Dataset items

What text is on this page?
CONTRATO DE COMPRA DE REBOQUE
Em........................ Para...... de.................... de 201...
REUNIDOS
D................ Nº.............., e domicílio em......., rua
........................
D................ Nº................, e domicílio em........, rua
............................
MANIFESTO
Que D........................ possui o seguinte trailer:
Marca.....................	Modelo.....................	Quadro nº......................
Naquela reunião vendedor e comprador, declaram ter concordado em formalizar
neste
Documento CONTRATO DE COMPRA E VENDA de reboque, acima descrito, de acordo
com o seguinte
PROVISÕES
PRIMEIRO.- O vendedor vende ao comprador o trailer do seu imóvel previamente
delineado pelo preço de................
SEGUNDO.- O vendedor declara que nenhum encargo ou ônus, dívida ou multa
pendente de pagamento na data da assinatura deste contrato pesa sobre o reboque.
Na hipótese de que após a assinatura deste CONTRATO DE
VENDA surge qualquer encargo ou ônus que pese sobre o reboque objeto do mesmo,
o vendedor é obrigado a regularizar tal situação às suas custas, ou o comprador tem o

Stated task →
Copy the material above back out, exactly as written.

Reply to the task →
What text is on this page?
CONTRATO DE COMPRA DE REBOQUE
Em........................ Para...... de.................... de 201...
REUNIDOS
D................ Nº.............., e domicílio em......., rua
........................
D................ Nº................, e domicílio em........, rua
............................
MANIFESTO
Que D........................ possui o seguinte trailer:
Marca.....................	Modelo.....................	Quadro nº......................
Naquela reunião vendedor e comprador, declaram ter concordado em formalizar
neste
Documento CONTRATO DE COMPRA E VENDA de reboque, acima descrito, de acordo
com o seguinte
PROVISÕES
PRIMEIRO.- O vendedor vende ao comprador o trailer do seu imóvel previamente
delineado pelo preço de................
SEGUNDO.- O vendedor declara que nenhum encargo ou ônus, dívida ou multa
pendente de pagamento na data da assinatura deste contrato pesa sobre o reboque.
Na hipótese de que após a assinatura deste CONTRATO DE
VENDA surge qualquer encargo ou ônus que pese sobre o reboque objeto do mesmo,
o vendedor é obrigado a regularizar tal situação às suas custas, ou o comprador tem o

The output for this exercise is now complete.